● SET TASK
All lines in which the word "document" occurs are to be extracted.

● RECORDED DATA
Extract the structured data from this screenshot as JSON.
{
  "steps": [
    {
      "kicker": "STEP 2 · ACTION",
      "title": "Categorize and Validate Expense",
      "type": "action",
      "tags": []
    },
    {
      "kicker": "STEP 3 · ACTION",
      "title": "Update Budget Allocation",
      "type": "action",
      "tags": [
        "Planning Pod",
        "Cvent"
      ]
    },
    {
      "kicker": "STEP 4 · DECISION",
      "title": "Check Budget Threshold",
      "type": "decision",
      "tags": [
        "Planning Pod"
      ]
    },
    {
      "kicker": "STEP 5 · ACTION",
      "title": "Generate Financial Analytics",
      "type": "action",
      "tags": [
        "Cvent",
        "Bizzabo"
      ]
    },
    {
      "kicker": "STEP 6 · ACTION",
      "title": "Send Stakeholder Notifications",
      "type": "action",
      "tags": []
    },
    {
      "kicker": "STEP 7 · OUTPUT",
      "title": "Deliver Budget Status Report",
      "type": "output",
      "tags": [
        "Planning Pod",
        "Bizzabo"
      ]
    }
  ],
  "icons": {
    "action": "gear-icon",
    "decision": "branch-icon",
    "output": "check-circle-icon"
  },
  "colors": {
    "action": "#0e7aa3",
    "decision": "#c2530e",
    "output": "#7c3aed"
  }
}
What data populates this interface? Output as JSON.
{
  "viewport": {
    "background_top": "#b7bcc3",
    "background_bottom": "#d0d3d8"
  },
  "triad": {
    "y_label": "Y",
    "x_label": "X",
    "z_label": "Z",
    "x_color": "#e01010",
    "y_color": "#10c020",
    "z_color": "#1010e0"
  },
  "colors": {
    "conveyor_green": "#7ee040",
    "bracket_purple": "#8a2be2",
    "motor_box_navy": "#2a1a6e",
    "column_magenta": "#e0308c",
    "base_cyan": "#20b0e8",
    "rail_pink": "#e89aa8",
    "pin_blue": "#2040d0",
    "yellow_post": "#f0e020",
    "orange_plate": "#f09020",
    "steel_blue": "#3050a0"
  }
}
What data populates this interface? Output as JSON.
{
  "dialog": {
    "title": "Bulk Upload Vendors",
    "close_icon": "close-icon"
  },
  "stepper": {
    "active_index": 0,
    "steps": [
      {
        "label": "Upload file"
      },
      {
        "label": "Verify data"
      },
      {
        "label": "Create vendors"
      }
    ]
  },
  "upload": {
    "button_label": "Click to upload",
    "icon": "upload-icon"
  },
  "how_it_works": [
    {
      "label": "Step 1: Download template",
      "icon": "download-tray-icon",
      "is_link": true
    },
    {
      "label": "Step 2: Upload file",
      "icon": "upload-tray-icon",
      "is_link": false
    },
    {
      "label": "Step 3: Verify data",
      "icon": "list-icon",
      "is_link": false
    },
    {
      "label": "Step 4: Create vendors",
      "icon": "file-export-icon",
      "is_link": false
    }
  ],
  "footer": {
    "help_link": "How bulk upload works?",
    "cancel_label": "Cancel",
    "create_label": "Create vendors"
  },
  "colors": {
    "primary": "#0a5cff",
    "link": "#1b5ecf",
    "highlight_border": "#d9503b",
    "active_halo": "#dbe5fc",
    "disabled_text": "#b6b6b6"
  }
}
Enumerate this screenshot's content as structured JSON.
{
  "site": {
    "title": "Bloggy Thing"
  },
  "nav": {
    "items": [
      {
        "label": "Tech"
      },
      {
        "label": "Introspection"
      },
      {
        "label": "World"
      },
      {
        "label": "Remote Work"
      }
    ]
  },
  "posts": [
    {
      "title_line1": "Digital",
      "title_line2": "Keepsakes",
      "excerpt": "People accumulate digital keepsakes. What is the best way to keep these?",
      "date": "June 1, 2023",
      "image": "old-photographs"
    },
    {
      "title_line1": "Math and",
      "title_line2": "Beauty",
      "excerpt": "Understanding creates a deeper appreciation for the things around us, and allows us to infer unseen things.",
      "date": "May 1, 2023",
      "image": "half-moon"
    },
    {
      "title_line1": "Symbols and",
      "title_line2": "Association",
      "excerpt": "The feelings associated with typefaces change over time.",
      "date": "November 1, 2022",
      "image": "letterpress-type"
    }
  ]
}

---

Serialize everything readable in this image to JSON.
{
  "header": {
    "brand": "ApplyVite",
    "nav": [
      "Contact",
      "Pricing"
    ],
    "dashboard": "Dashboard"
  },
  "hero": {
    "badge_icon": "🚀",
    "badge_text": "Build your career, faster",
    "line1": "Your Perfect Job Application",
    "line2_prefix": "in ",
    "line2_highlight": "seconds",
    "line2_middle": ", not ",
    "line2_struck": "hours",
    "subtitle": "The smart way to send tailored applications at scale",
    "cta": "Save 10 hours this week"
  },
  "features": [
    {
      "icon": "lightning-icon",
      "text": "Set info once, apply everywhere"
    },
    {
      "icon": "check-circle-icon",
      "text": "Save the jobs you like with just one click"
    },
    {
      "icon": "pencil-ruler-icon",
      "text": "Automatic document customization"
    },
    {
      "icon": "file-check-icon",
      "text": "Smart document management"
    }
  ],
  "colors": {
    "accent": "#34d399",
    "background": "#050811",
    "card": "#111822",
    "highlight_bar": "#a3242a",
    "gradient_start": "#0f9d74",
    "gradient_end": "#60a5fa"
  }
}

● TASK SOLUTION
      "text": "Automatic document customization"
      "text": "Smart document management"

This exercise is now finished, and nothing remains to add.